▸ **WHAT THE EXERCISE ASKS**
Your response should contain each line of the data that includes "upplysningar".

+++ GIVEN ENTRIES +++

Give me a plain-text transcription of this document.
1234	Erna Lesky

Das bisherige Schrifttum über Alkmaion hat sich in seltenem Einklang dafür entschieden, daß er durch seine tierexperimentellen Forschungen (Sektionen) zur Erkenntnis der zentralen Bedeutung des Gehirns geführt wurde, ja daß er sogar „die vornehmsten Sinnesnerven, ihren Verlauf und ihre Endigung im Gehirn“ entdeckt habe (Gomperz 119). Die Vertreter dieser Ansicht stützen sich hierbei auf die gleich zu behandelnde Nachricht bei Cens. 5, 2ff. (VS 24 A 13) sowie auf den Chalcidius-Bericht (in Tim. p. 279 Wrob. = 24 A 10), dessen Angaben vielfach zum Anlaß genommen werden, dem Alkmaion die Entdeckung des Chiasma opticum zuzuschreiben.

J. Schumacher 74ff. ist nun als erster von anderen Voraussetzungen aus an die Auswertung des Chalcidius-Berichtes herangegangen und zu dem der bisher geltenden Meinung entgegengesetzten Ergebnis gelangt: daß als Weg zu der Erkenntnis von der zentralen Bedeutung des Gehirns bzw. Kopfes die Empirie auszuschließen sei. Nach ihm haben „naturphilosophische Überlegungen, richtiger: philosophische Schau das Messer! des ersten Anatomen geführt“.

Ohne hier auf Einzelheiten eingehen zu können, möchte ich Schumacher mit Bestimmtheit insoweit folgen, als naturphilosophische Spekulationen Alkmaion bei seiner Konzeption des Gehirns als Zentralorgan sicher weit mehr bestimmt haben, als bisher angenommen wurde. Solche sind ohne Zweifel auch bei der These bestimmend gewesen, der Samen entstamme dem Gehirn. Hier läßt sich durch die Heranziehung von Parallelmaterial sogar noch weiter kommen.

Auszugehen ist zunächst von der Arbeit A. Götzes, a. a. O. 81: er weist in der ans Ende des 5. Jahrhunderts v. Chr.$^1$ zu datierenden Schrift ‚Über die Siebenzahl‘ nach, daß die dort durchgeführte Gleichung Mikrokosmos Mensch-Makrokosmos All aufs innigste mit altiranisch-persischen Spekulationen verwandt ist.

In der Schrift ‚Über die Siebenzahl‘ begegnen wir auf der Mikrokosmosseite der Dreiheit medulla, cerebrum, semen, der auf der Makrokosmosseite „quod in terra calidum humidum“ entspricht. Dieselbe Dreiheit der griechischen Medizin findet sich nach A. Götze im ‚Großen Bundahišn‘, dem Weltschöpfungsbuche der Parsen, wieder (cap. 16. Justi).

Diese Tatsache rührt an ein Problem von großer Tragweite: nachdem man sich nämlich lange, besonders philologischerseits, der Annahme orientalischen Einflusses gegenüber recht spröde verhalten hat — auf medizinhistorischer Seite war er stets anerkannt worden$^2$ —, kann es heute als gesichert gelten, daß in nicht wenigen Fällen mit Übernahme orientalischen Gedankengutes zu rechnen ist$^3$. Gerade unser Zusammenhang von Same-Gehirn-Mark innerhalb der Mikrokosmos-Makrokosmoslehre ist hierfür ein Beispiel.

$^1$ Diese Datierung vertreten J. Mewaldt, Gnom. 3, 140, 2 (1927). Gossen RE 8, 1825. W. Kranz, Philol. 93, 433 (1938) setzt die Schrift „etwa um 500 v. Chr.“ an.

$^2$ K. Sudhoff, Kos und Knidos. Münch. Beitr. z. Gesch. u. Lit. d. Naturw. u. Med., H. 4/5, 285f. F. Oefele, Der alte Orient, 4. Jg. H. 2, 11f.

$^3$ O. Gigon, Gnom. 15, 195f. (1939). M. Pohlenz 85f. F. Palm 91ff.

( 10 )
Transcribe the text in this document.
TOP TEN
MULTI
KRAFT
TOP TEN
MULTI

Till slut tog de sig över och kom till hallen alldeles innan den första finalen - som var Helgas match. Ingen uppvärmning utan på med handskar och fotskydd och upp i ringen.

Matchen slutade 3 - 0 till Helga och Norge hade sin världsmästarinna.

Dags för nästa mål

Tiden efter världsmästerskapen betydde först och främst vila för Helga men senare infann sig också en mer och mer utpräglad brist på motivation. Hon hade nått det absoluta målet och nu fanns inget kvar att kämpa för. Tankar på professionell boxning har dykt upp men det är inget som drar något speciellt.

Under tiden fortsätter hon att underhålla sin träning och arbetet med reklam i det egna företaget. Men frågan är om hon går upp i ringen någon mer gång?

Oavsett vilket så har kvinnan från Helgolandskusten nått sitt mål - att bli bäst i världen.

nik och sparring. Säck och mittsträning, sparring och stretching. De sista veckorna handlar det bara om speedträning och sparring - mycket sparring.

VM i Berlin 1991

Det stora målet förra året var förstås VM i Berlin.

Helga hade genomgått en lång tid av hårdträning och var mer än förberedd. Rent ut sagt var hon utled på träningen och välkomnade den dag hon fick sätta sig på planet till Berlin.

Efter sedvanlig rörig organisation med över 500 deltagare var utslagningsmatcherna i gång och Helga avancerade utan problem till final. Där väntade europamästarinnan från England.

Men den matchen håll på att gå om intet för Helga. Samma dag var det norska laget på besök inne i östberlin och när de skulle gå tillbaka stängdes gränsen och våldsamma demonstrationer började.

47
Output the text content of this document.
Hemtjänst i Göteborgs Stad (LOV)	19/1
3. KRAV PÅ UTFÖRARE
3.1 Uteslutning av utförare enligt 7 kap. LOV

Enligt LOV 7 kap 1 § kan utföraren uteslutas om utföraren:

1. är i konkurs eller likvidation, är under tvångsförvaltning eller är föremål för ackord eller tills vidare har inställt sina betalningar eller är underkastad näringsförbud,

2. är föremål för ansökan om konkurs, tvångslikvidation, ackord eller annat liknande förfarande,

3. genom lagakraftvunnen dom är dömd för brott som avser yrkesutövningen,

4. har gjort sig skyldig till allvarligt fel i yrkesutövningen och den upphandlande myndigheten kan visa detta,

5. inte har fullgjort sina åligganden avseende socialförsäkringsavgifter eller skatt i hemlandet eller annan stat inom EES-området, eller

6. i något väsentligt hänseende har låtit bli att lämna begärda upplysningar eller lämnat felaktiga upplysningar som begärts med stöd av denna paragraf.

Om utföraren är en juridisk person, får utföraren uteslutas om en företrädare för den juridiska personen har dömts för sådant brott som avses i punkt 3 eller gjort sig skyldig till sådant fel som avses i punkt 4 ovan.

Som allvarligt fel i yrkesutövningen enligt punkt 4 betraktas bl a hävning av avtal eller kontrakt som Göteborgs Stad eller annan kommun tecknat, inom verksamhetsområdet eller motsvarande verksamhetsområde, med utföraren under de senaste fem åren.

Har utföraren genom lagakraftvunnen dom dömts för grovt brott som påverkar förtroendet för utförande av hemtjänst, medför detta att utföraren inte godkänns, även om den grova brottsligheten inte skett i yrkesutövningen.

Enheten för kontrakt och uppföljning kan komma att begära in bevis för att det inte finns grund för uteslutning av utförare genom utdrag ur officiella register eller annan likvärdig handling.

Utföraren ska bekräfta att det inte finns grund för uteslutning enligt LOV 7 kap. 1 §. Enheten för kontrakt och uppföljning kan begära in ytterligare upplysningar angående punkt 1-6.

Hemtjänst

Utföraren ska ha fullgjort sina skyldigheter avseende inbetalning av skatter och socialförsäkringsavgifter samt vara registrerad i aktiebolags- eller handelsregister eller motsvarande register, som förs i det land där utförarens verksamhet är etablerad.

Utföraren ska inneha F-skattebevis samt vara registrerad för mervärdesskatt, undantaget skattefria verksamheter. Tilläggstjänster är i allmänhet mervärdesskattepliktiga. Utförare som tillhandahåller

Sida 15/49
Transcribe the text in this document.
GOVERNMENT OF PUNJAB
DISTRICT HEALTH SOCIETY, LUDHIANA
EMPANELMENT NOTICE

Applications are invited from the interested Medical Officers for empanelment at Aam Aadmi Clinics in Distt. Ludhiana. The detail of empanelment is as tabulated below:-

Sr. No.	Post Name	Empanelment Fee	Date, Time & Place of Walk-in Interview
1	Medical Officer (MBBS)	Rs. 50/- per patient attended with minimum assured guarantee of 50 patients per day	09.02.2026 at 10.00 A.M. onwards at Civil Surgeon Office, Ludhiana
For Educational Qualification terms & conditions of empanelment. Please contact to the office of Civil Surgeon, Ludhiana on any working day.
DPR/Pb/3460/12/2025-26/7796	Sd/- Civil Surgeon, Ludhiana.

+++

▸ **RESPONSE TO THIS TASK**
6. i något väsentligt hänseende har låtit bli att lämna begärda upplysningar eller lämnat felaktiga upplysningar som begärts med stöd av denna paragraf.
Utföraren ska bekräfta att det inte finns grund för uteslutning enligt LOV 7 kap. 1 §. Enheten för kontrakt och uppföljning kan begära in ytterligare upplysningar angående punkt 1-6.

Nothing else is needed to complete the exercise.